Set exercise -
Extract all lines containing "title".

[Rows from a figure dataset]
___
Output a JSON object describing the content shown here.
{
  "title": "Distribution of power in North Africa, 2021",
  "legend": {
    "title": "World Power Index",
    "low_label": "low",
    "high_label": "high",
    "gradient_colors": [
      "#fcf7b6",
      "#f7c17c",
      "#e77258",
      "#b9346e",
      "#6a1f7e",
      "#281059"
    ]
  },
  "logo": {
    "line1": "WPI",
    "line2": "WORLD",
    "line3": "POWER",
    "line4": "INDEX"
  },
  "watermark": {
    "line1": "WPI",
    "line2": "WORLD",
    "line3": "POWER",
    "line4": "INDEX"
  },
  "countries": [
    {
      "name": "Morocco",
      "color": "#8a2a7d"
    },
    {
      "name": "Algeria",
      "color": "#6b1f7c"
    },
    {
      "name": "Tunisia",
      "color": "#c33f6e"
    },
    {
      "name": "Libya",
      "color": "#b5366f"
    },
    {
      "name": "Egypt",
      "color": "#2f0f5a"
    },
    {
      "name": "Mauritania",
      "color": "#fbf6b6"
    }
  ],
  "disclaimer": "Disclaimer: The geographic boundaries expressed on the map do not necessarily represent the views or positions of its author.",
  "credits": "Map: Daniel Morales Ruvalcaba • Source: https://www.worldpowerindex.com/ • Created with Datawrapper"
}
___
Reply -
  "title": "Distribution of power in North Africa, 2021",
    "title": "World Power Index",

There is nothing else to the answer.